Task goal » Repeat all of the material exactly as given.

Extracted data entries
....

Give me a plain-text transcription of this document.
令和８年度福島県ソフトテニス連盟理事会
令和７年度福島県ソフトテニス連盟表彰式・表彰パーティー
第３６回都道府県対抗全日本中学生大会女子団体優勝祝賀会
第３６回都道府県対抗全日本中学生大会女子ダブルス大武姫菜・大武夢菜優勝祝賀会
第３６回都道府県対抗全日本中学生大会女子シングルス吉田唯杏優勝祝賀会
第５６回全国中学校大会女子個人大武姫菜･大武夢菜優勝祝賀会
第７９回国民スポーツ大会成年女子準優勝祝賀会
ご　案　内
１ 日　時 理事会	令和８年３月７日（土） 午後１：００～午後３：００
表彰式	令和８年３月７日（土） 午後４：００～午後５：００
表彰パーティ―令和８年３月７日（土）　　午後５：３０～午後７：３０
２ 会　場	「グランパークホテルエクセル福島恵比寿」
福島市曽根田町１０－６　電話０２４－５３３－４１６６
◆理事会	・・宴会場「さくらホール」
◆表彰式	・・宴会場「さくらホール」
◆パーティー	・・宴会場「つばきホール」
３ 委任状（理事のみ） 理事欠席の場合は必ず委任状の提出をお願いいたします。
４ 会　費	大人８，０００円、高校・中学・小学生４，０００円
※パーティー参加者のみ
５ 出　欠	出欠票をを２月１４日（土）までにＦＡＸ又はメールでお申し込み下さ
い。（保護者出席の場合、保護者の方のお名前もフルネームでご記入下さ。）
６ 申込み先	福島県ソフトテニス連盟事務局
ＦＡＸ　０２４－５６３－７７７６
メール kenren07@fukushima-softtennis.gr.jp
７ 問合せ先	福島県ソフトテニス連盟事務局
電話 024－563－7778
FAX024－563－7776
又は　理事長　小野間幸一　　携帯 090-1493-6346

....

Answer to this problem »
Give me a plain-text transcription of this document.
令和８年度福島県ソフトテニス連盟理事会
令和７年度福島県ソフトテニス連盟表彰式・表彰パーティー
第３６回都道府県対抗全日本中学生大会女子団体優勝祝賀会
第３６回都道府県対抗全日本中学生大会女子ダブルス大武姫菜・大武夢菜優勝祝賀会
第３６回都道府県対抗全日本中学生大会女子シングルス吉田唯杏優勝祝賀会
第５６回全国中学校大会女子個人大武姫菜･大武夢菜優勝祝賀会
第７９回国民スポーツ大会成年女子準優勝祝賀会
ご　案　内
１ 日　時 理事会	令和８年３月７日（土） 午後１：００～午後３：００
表彰式	令和８年３月７日（土） 午後４：００～午後５：００
表彰パーティ―令和８年３月７日（土）　　午後５：３０～午後７：３０
２ 会　場	「グランパークホテルエクセル福島恵比寿」
福島市曽根田町１０－６　電話０２４－５３３－４１６６
◆理事会	・・宴会場「さくらホール」
◆表彰式	・・宴会場「さくらホール」
◆パーティー	・・宴会場「つばきホール」
３ 委任状（理事のみ） 理事欠席の場合は必ず委任状の提出をお願いいたします。
４ 会　費	大人８，０００円、高校・中学・小学生４，０００円
※パーティー参加者のみ
５ 出　欠	出欠票をを２月１４日（土）までにＦＡＸ又はメールでお申し込み下さ
い。（保護者出席の場合、保護者の方のお名前もフルネームでご記入下さ。）
６ 申込み先	福島県ソフトテニス連盟事務局
ＦＡＸ　０２４－５６３－７７７６
メール kenren07@fukushima-softtennis.gr.jp
７ 問合せ先	福島県ソフトテニス連盟事務局
電話 024－563－7778
FAX024－563－7776
又は　理事長　小野間幸一　　携帯 090-1493-6346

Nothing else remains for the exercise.